Find the lines containing the word "JSON" and copy every one of them.
-------- Provided entries
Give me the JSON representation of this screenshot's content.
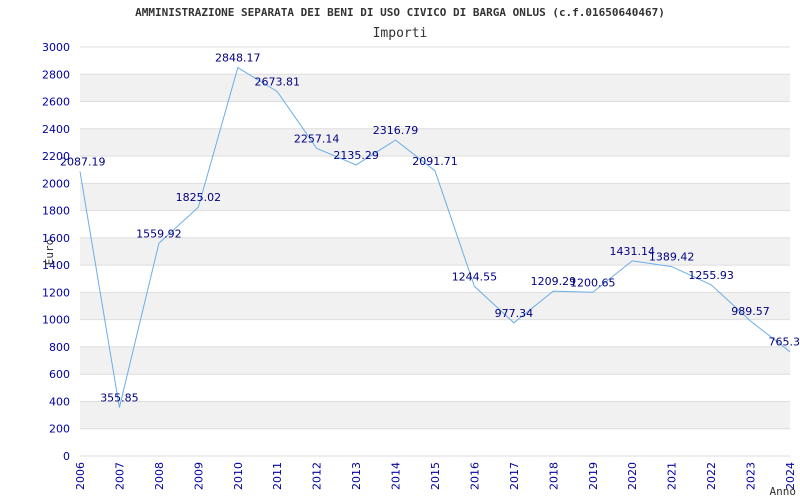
{
  "chart_data": {
    "type": "line",
    "title": "AMMINISTRAZIONE SEPARATA DEI BENI DI USO CIVICO DI BARGA ONLUS (c.f.01650640467)",
    "subtitle": "Importi",
    "xlabel": "Anno",
    "ylabel": "Euro",
    "ylim": [
      0,
      3000
    ],
    "yticks": [
      0,
      200,
      400,
      600,
      800,
      1000,
      1200,
      1400,
      1600,
      1800,
      2000,
      2200,
      2400,
      2600,
      2800,
      3000
    ],
    "categories": [
      "2006",
      "2007",
      "2008",
      "2009",
      "2010",
      "2011",
      "2012",
      "2013",
      "2014",
      "2015",
      "2016",
      "2017",
      "2018",
      "2019",
      "2020",
      "2021",
      "2022",
      "2023",
      "2024"
    ],
    "series": [
      {
        "values": [
          2087.19,
          355.85,
          1559.92,
          1825.02,
          2848.17,
          2673.81,
          2257.14,
          2135.29,
          2316.79,
          2091.71,
          1244.55,
          977.34,
          1209.29,
          1200.65,
          1431.14,
          1389.42,
          1255.93,
          989.57,
          765.3
        ],
        "labels": [
          "2087.19",
          "355.85",
          "1559.92",
          "1825.02",
          "2848.17",
          "2673.81",
          "2257.14",
          "2135.29",
          "2316.79",
          "2091.71",
          "1244.55",
          "977.34",
          "1209.29",
          "1200.65",
          "1431.14",
          "1389.42",
          "1255.93",
          "989.57",
          "765.3"
        ]
      }
    ],
    "grid": true,
    "colors": {
      "line": "#6aaee8",
      "band": "#f1f1f1",
      "axis_text": "#0000a0",
      "label_text": "#000080",
      "title_text": "#333333"
    }
  }
}
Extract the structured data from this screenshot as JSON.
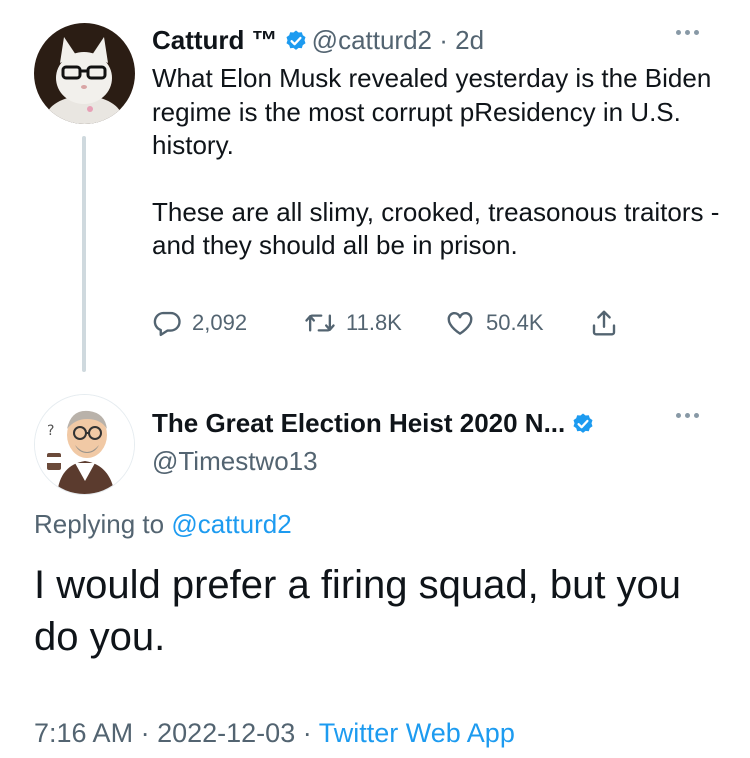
{
  "parent_tweet": {
    "display_name": "Catturd ™",
    "handle_time": "@catturd2 · 2d",
    "text_p1": "What Elon Musk revealed yesterday is the Biden regime is the most corrupt pResidency in U.S. history.",
    "text_p2": "These are all slimy, crooked, treasonous traitors - and they should all be in prison.",
    "replies": "2,092",
    "retweets": "11.8K",
    "likes": "50.4K"
  },
  "reply_tweet": {
    "display_name": "The Great Election Heist 2020 N...",
    "handle": "@Timestwo13",
    "replying_prefix": "Replying to",
    "replying_to": "@catturd2",
    "text": "I would prefer a firing squad, but you do you.",
    "time": "7:16 AM",
    "date": "2022-12-03",
    "separator": "·",
    "source": "Twitter Web App"
  },
  "icons": {
    "verified": "verified-badge-icon",
    "more": "more-dots-icon",
    "reply": "reply-icon",
    "retweet": "retweet-icon",
    "like": "heart-icon",
    "share": "share-icon"
  },
  "colors": {
    "accent": "#1d9bf0",
    "text": "#0f1419",
    "secondary": "#536471",
    "thread_line": "#cfd9de"
  }
}
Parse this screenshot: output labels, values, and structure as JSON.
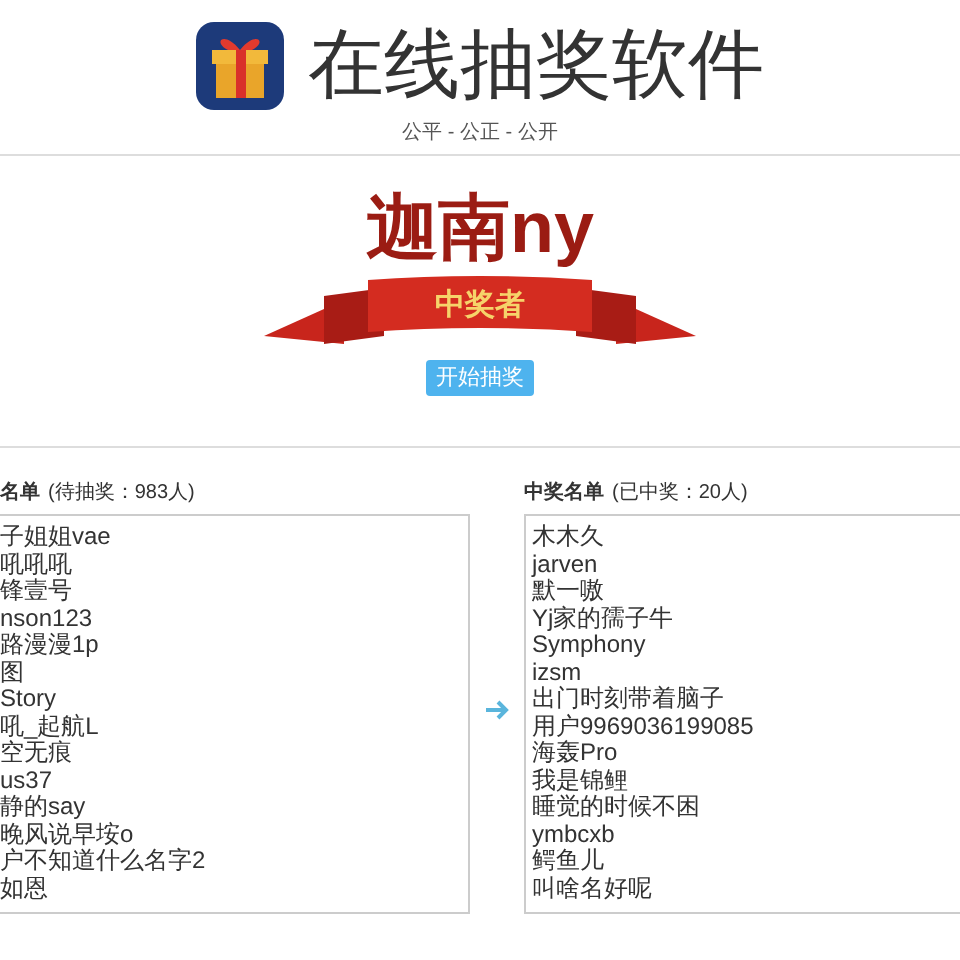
{
  "header": {
    "title": "在线抽奖软件",
    "subtitle": "公平 - 公正 - 公开"
  },
  "winner": {
    "name": "迦南ny",
    "ribbon_text": "中奖者",
    "button": "开始抽奖"
  },
  "pending": {
    "heading": "名单",
    "count": "(待抽奖：983人)",
    "names": [
      "子姐姐vae",
      "吼吼吼",
      "锋壹号",
      "nson123",
      "路漫漫1p",
      "图",
      "Story",
      "吼_起航L",
      "空无痕",
      "us37",
      "静的say",
      "晚风说早垵o",
      "户不知道什么名字2",
      "如恩"
    ]
  },
  "winners": {
    "heading": "中奖名单",
    "count": "(已中奖：20人)",
    "names": [
      "木木久",
      "jarven",
      "默一嗷",
      "Yj家的孺子牛",
      "Symphony",
      "izsm",
      "出门时刻带着脑子",
      "用户9969036199085",
      "海轰Pro",
      "我是锦鲤",
      "睡觉的时候不困",
      "ymbcxb",
      "鳄鱼儿",
      "叫啥名好呢"
    ]
  }
}
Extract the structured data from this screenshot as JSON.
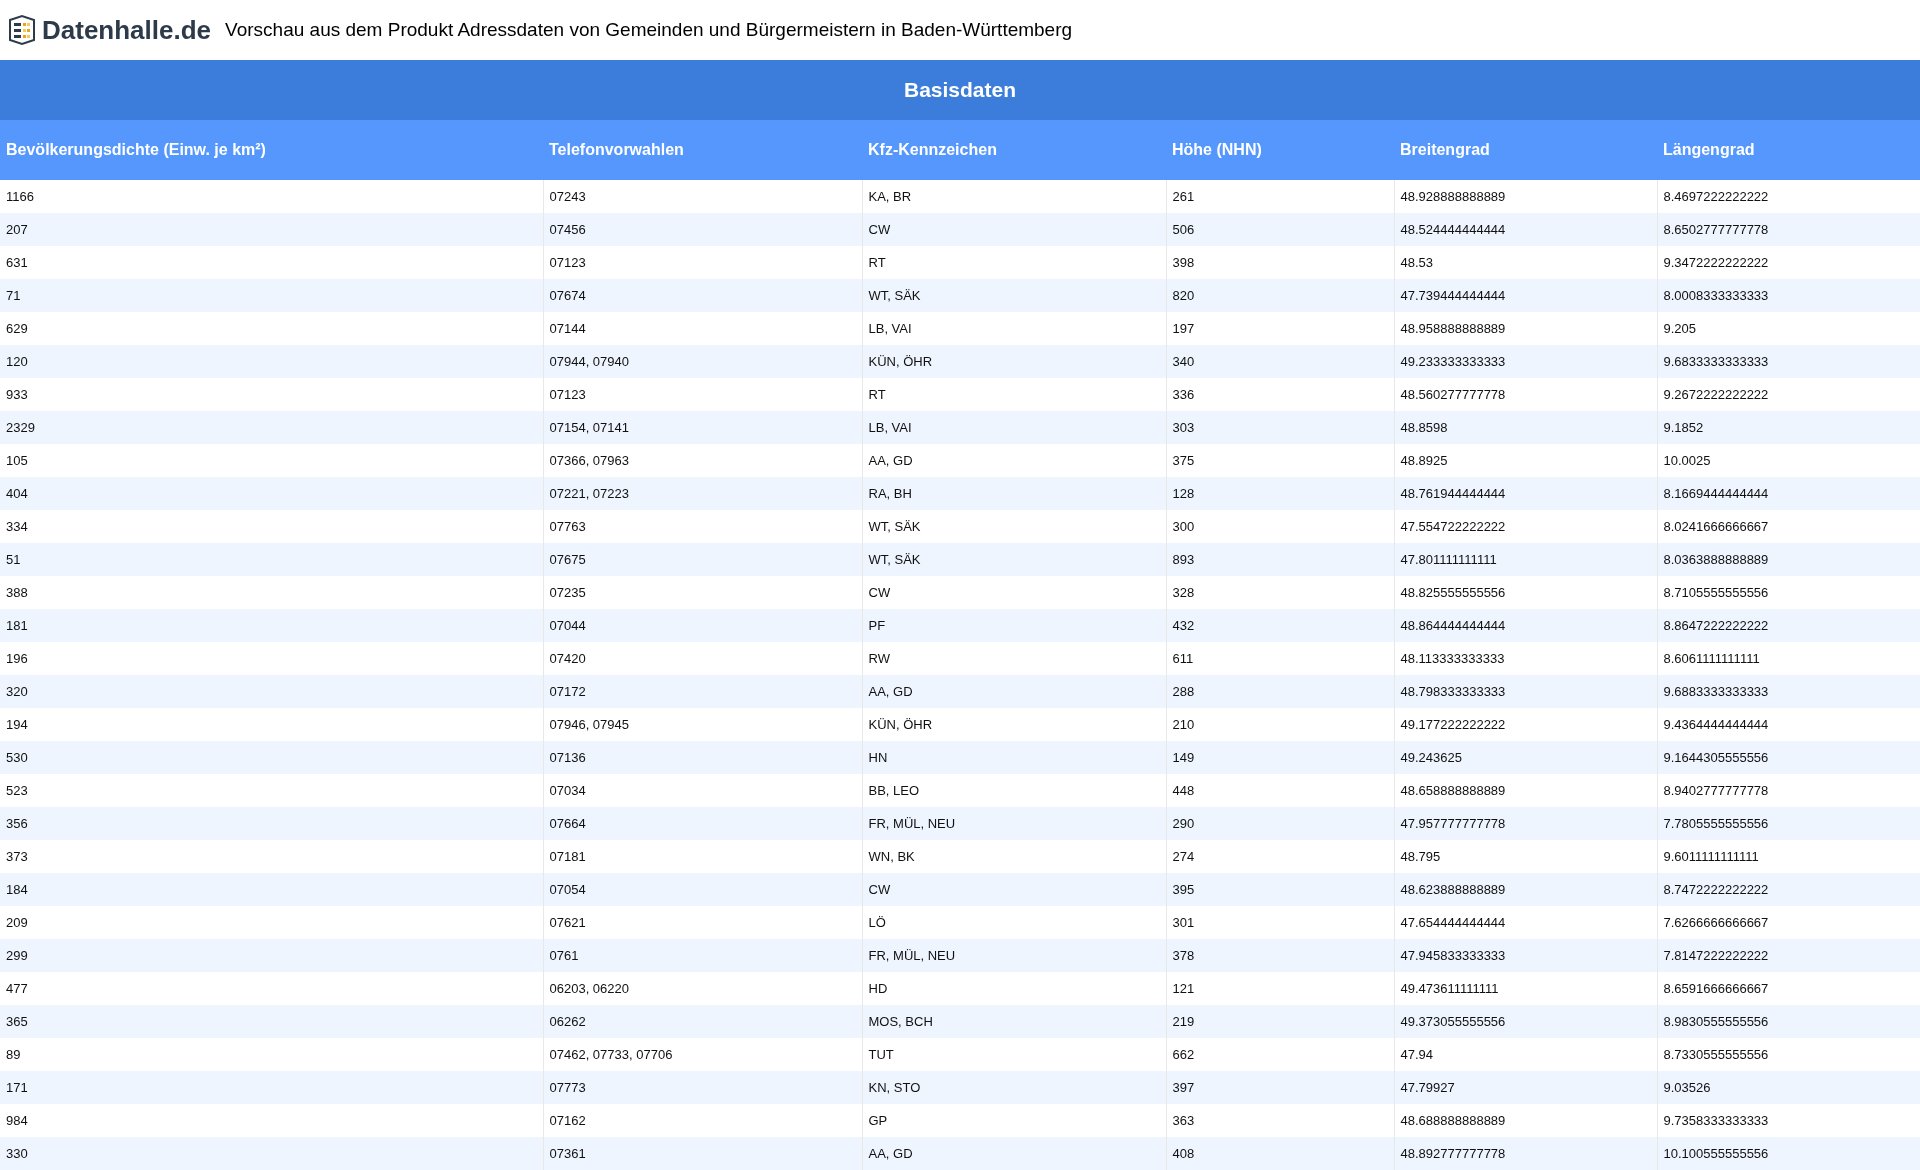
{
  "header": {
    "logo_text": "Datenhalle.de",
    "title": "Vorschau aus dem Produkt Adressdaten von Gemeinden und Bürgermeistern in Baden-Württemberg"
  },
  "table": {
    "caption": "Basisdaten",
    "columns": [
      "Bevölkerungsdichte (Einw. je km²)",
      "Telefonvorwahlen",
      "Kfz-Kennzeichen",
      "Höhe (NHN)",
      "Breitengrad",
      "Längengrad"
    ],
    "rows": [
      [
        "1166",
        "07243",
        "KA, BR",
        "261",
        "48.928888888889",
        "8.4697222222222"
      ],
      [
        "207",
        "07456",
        "CW",
        "506",
        "48.524444444444",
        "8.6502777777778"
      ],
      [
        "631",
        "07123",
        "RT",
        "398",
        "48.53",
        "9.3472222222222"
      ],
      [
        "71",
        "07674",
        "WT, SÄK",
        "820",
        "47.739444444444",
        "8.0008333333333"
      ],
      [
        "629",
        "07144",
        "LB, VAI",
        "197",
        "48.958888888889",
        "9.205"
      ],
      [
        "120",
        "07944, 07940",
        "KÜN, ÖHR",
        "340",
        "49.233333333333",
        "9.6833333333333"
      ],
      [
        "933",
        "07123",
        "RT",
        "336",
        "48.560277777778",
        "9.2672222222222"
      ],
      [
        "2329",
        "07154, 07141",
        "LB, VAI",
        "303",
        "48.8598",
        "9.1852"
      ],
      [
        "105",
        "07366, 07963",
        "AA, GD",
        "375",
        "48.8925",
        "10.0025"
      ],
      [
        "404",
        "07221, 07223",
        "RA, BH",
        "128",
        "48.761944444444",
        "8.1669444444444"
      ],
      [
        "334",
        "07763",
        "WT, SÄK",
        "300",
        "47.554722222222",
        "8.0241666666667"
      ],
      [
        "51",
        "07675",
        "WT, SÄK",
        "893",
        "47.801111111111",
        "8.0363888888889"
      ],
      [
        "388",
        "07235",
        "CW",
        "328",
        "48.825555555556",
        "8.7105555555556"
      ],
      [
        "181",
        "07044",
        "PF",
        "432",
        "48.864444444444",
        "8.8647222222222"
      ],
      [
        "196",
        "07420",
        "RW",
        "611",
        "48.113333333333",
        "8.6061111111111"
      ],
      [
        "320",
        "07172",
        "AA, GD",
        "288",
        "48.798333333333",
        "9.6883333333333"
      ],
      [
        "194",
        "07946, 07945",
        "KÜN, ÖHR",
        "210",
        "49.177222222222",
        "9.4364444444444"
      ],
      [
        "530",
        "07136",
        "HN",
        "149",
        "49.243625",
        "9.1644305555556"
      ],
      [
        "523",
        "07034",
        "BB, LEO",
        "448",
        "48.658888888889",
        "8.9402777777778"
      ],
      [
        "356",
        "07664",
        "FR, MÜL, NEU",
        "290",
        "47.957777777778",
        "7.7805555555556"
      ],
      [
        "373",
        "07181",
        "WN, BK",
        "274",
        "48.795",
        "9.6011111111111"
      ],
      [
        "184",
        "07054",
        "CW",
        "395",
        "48.623888888889",
        "8.7472222222222"
      ],
      [
        "209",
        "07621",
        "LÖ",
        "301",
        "47.654444444444",
        "7.6266666666667"
      ],
      [
        "299",
        "0761",
        "FR, MÜL, NEU",
        "378",
        "47.945833333333",
        "7.8147222222222"
      ],
      [
        "477",
        "06203, 06220",
        "HD",
        "121",
        "49.473611111111",
        "8.6591666666667"
      ],
      [
        "365",
        "06262",
        "MOS, BCH",
        "219",
        "49.373055555556",
        "8.9830555555556"
      ],
      [
        "89",
        "07462, 07733, 07706",
        "TUT",
        "662",
        "47.94",
        "8.7330555555556"
      ],
      [
        "171",
        "07773",
        "KN, STO",
        "397",
        "47.79927",
        "9.03526"
      ],
      [
        "984",
        "07162",
        "GP",
        "363",
        "48.688888888889",
        "9.7358333333333"
      ],
      [
        "330",
        "07361",
        "AA, GD",
        "408",
        "48.892777777778",
        "10.100555555556"
      ]
    ]
  }
}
----------------
- **Task result**:
Give me the JSON representation of this screenshot's content.
Extract the structured data from this screenshot as JSON.
Parse this screenshot: output labels, values, and structure as JSON.
Extract the structured data from this screenshot as JSON.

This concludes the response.